Directions for this task:
Write out every line of the material as it stands, apart from the pictures.

-------------------------

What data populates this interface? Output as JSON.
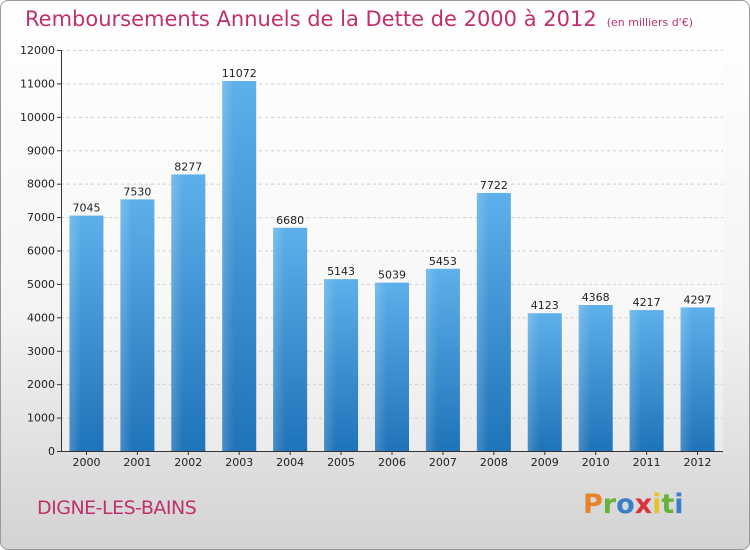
{
  "title": "Remboursements Annuels de la Dette de 2000 à 2012",
  "unit": "(en milliers d'€)",
  "city": "DIGNE-LES-BAINS",
  "logo": {
    "text": "Proxiti",
    "colors": [
      "#e8832a",
      "#66b33a",
      "#3a7dc9",
      "#d8333a",
      "#e8c22a",
      "#66b33a",
      "#3a7dc9"
    ]
  },
  "colors": {
    "title": "#c0306f",
    "bar_light": "#5eb0ea",
    "bar_dark": "#1f73b8"
  },
  "chart_data": {
    "type": "bar",
    "categories": [
      "2000",
      "2001",
      "2002",
      "2003",
      "2004",
      "2005",
      "2006",
      "2007",
      "2008",
      "2009",
      "2010",
      "2011",
      "2012"
    ],
    "values": [
      7045,
      7530,
      8277,
      11072,
      6680,
      5143,
      5039,
      5453,
      7722,
      4123,
      4368,
      4217,
      4297
    ],
    "ylim": [
      0,
      12000
    ],
    "yticks": [
      0,
      1000,
      2000,
      3000,
      4000,
      5000,
      6000,
      7000,
      8000,
      9000,
      10000,
      11000,
      12000
    ],
    "grid": true
  }
}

-------------------------

Output of the task:
What data populates this interface? Output as JSON.
{
  "title": "Remboursements Annuels de la Dette de 2000 à 2012",
  "unit": "(en milliers d'€)",
  "city": "DIGNE-LES-BAINS",
  "logo": {
    "text": "Proxiti",
    "colors": [
      "#e8832a",
      "#66b33a",
      "#3a7dc9",
      "#d8333a",
      "#e8c22a",
      "#66b33a",
      "#3a7dc9"
    ]
  },
  "colors": {
    "title": "#c0306f",
    "bar_light": "#5eb0ea",
    "bar_dark": "#1f73b8"
  },
  "chart_data": {
    "type": "bar",
    "categories": [
      "2000",
      "2001",
      "2002",
      "2003",
      "2004",
      "2005",
      "2006",
      "2007",
      "2008",
      "2009",
      "2010",
      "2011",
      "2012"
    ],
    "values": [
      7045,
      7530,
      8277,
      11072,
      6680,
      5143,
      5039,
      5453,
      7722,
      4123,
      4368,
      4217,
      4297
    ],
    "ylim": [
      0,
      12000
    ],
    "yticks": [
      0,
      1000,
      2000,
      3000,
      4000,
      5000,
      6000,
      7000,
      8000,
      9000,
      10000,
      11000,
      12000
    ],
    "grid": true
  }
}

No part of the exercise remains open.